* [What you will do]:
Show all lines holding the string "value".

* [Data in this exercise]:
......

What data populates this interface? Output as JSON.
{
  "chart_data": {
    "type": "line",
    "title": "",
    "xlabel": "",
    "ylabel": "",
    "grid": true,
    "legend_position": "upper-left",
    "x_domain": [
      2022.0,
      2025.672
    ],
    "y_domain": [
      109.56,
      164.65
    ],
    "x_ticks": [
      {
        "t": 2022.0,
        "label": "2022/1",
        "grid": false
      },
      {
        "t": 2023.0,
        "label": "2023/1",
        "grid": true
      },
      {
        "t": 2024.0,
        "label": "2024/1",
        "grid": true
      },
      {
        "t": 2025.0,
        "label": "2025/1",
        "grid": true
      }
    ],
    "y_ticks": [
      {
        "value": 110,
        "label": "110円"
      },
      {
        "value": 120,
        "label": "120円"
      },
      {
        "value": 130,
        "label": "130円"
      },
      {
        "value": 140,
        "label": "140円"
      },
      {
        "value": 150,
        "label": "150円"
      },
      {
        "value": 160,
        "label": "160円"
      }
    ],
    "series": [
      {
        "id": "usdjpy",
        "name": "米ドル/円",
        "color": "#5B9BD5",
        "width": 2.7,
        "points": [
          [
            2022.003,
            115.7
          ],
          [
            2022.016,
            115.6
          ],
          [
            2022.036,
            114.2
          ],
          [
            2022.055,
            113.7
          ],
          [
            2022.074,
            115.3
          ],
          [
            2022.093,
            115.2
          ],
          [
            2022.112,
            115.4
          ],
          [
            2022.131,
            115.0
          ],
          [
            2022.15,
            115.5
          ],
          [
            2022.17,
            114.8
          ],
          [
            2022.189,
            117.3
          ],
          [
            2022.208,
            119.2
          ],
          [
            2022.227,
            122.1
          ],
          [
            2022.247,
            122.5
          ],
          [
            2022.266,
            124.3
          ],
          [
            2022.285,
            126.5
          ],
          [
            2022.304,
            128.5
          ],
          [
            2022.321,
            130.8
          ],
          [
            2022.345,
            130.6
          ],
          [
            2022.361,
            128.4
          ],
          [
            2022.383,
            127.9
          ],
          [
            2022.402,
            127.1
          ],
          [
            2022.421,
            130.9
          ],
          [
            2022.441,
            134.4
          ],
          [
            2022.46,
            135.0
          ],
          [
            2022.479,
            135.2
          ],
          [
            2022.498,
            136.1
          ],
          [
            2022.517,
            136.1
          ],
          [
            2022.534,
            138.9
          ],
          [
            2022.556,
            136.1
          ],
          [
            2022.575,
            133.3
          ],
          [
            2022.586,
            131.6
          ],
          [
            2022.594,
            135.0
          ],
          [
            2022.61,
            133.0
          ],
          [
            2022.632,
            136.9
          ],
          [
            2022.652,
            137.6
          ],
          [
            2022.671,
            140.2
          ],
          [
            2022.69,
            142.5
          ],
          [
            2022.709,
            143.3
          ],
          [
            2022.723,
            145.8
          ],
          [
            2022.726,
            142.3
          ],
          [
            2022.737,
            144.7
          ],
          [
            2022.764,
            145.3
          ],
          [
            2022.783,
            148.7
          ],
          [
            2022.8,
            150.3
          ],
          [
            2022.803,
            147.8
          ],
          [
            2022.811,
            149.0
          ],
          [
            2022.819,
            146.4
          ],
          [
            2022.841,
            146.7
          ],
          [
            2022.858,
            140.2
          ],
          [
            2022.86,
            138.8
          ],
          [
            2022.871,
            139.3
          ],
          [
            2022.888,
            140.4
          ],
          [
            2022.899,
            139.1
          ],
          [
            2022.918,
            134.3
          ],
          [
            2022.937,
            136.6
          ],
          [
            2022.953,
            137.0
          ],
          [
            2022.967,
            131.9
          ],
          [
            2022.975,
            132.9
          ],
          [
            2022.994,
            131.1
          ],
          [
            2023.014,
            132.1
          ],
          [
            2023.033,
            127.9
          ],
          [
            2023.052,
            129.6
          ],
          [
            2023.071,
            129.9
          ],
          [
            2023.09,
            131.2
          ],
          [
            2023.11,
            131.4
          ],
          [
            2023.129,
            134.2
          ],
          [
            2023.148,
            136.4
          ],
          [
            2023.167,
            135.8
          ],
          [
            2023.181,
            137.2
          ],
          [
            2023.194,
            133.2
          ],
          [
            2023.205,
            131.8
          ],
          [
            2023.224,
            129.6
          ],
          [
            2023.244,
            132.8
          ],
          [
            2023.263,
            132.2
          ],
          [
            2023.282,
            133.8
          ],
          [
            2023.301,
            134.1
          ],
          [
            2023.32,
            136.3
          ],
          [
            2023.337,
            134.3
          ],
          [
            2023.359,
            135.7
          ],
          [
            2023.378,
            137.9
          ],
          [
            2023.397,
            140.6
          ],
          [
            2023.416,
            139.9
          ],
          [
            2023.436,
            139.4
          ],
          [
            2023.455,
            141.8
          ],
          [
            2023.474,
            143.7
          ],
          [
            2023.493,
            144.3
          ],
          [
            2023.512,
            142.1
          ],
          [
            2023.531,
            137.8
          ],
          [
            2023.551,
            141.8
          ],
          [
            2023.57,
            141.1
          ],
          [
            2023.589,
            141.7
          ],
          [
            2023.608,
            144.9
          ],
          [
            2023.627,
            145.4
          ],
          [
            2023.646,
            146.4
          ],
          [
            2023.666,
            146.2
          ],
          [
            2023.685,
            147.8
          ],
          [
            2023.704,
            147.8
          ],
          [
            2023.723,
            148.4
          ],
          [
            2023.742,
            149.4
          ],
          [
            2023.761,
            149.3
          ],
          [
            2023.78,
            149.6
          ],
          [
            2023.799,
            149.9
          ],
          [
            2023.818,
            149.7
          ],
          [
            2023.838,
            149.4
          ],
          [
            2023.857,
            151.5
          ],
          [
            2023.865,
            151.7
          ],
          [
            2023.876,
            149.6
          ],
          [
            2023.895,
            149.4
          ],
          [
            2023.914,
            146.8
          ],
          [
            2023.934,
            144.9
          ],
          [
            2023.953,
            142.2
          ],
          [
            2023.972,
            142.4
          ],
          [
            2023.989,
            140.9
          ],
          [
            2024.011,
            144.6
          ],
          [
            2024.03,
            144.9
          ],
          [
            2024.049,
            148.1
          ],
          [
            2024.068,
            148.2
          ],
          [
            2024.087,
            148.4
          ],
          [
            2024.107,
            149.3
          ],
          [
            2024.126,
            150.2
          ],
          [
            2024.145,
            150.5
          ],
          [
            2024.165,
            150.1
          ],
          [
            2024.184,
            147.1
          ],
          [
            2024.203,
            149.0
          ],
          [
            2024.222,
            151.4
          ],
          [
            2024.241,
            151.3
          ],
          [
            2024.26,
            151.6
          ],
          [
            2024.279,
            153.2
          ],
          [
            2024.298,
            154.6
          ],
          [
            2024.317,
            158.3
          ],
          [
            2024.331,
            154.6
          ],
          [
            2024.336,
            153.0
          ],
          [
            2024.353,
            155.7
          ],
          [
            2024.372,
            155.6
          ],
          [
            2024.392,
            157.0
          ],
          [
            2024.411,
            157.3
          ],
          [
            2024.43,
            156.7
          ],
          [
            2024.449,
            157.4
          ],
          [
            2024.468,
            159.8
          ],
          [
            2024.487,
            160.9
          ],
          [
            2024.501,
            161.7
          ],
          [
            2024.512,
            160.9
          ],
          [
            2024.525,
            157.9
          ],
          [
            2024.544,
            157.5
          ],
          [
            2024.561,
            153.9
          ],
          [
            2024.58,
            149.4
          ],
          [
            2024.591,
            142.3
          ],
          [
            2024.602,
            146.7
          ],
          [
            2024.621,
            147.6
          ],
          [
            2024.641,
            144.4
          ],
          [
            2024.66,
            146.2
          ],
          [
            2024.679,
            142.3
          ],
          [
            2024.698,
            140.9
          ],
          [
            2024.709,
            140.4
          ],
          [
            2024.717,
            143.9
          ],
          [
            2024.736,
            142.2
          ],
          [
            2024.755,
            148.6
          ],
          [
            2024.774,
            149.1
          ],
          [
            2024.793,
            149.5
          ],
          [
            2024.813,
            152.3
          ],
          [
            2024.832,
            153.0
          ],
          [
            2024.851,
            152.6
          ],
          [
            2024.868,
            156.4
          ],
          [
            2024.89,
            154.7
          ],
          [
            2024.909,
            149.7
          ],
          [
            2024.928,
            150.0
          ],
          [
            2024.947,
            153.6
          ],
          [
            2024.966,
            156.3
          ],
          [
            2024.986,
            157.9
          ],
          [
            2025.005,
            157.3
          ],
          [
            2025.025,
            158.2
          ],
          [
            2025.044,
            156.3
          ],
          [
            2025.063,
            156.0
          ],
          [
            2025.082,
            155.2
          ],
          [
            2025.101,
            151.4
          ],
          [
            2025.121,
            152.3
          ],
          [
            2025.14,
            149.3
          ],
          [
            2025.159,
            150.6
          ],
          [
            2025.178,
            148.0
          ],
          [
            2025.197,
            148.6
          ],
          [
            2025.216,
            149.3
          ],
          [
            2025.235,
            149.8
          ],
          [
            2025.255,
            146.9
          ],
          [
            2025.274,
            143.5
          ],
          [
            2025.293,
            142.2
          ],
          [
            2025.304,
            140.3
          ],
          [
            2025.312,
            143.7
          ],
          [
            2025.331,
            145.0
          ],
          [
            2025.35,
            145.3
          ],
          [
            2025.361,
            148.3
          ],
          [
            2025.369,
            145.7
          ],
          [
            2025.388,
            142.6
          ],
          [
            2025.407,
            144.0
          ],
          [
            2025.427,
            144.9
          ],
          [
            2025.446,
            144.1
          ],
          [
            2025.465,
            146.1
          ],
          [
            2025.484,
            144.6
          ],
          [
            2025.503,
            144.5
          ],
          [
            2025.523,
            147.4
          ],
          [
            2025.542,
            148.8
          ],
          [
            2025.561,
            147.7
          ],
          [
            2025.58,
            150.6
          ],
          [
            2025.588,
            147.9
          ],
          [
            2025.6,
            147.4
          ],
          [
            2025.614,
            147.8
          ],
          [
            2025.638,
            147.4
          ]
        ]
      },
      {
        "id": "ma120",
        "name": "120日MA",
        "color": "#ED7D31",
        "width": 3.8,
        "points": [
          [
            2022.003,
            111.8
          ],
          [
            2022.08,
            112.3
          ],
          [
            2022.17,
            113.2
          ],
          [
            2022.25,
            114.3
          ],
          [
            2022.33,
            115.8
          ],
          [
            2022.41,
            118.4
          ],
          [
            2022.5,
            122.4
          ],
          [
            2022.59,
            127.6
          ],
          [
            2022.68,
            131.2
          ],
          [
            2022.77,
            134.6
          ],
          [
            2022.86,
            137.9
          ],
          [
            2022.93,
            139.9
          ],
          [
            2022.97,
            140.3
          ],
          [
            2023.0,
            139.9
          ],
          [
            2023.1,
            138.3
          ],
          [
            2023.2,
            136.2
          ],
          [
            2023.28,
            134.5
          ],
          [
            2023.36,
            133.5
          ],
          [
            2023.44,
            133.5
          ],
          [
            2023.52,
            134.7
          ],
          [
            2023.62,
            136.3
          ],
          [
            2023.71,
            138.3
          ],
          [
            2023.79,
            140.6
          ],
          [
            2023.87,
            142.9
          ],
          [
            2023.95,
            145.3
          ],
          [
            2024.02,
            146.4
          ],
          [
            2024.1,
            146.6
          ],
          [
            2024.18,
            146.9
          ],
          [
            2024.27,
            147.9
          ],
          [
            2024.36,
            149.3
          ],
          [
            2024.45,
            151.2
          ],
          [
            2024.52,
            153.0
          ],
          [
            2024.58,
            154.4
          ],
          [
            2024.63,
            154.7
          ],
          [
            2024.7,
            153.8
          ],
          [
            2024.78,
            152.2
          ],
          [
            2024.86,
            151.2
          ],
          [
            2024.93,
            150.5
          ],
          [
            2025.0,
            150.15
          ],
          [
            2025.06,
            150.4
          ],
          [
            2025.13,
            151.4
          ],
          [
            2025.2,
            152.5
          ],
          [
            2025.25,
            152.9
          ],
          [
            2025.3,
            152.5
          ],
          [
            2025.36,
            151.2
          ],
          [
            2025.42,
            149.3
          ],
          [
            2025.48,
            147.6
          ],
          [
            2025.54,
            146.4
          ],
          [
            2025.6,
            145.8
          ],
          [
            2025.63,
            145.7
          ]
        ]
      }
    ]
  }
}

......

* [Answer to the task]:
        "value": 110,
        "value": 120,
        "value": 130,
        "value": 140,
        "value": 150,
        "value": 160,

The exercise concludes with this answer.